Instructions to follow →
Each line below must be set down exactly; omit any image you find.
==== Data provided ====
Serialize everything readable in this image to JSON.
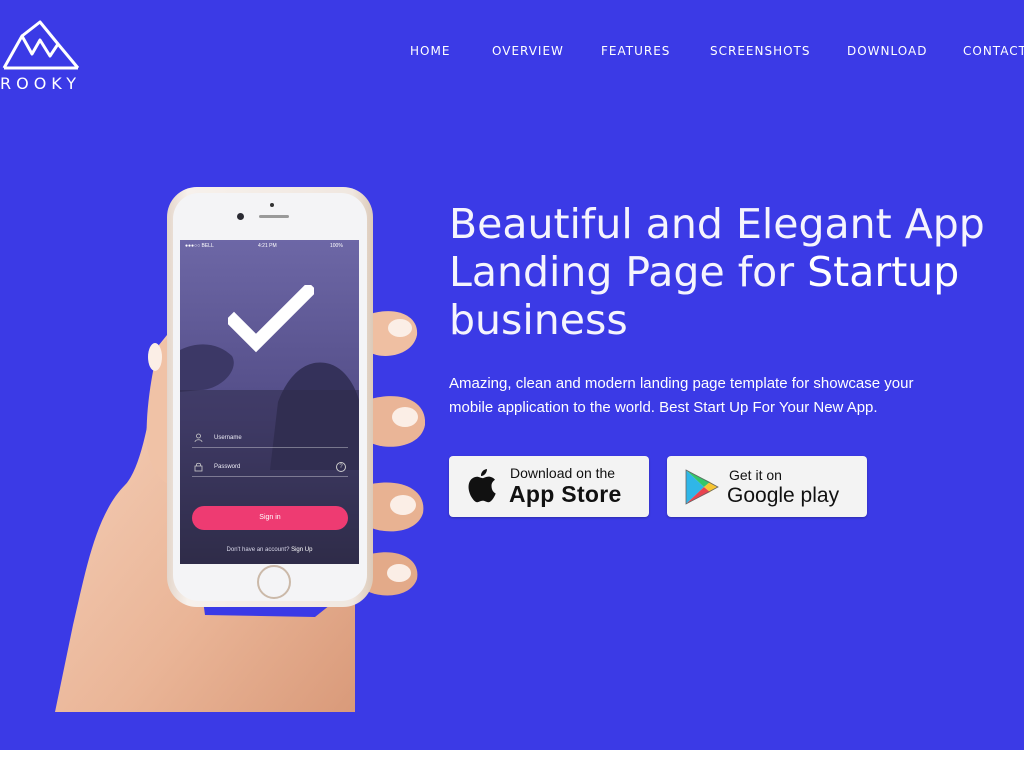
{
  "brand": {
    "name": "ROOKY"
  },
  "nav": {
    "items": [
      "HOME",
      "OVERVIEW",
      "FEATURES",
      "SCREENSHOTS",
      "DOWNLOAD",
      "CONTACT"
    ]
  },
  "hero": {
    "headline_part1": "Beautiful and Elegant App Landing Page for ",
    "headline_strong": "Startup",
    "headline_part2": " business",
    "subtext": "Amazing, clean and modern landing page template for showcase your mobile application to the world. Best Start Up For Your New App.",
    "background_color": "#3b3ae6"
  },
  "store_buttons": {
    "appstore": {
      "small": "Download on the",
      "big": "App Store",
      "icon": "apple-icon"
    },
    "googleplay": {
      "small": "Get it on",
      "big": "Google play",
      "icon": "google-play-icon"
    }
  },
  "phone_screen": {
    "carrier": "●●●○○ BELL",
    "time": "4:21 PM",
    "battery": "100%",
    "username_placeholder": "Username",
    "password_placeholder": "Password",
    "help_label": "?",
    "signin_label": "Sign in",
    "signup_prompt": "Don't have an account?",
    "signup_link": "Sign Up",
    "accent_color": "#ee3b72"
  }
}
====
Finished task →
Serialize everything readable in this image to JSON.
{
  "brand": {
    "name": "ROOKY"
  },
  "nav": {
    "items": [
      "HOME",
      "OVERVIEW",
      "FEATURES",
      "SCREENSHOTS",
      "DOWNLOAD",
      "CONTACT"
    ]
  },
  "hero": {
    "headline_part1": "Beautiful and Elegant App Landing Page for ",
    "headline_strong": "Startup",
    "headline_part2": " business",
    "subtext": "Amazing, clean and modern landing page template for showcase your mobile application to the world. Best Start Up For Your New App.",
    "background_color": "#3b3ae6"
  },
  "store_buttons": {
    "appstore": {
      "small": "Download on the",
      "big": "App Store",
      "icon": "apple-icon"
    },
    "googleplay": {
      "small": "Get it on",
      "big": "Google play",
      "icon": "google-play-icon"
    }
  },
  "phone_screen": {
    "carrier": "●●●○○ BELL",
    "time": "4:21 PM",
    "battery": "100%",
    "username_placeholder": "Username",
    "password_placeholder": "Password",
    "help_label": "?",
    "signin_label": "Sign in",
    "signup_prompt": "Don't have an account?",
    "signup_link": "Sign Up",
    "accent_color": "#ee3b72"
  }
}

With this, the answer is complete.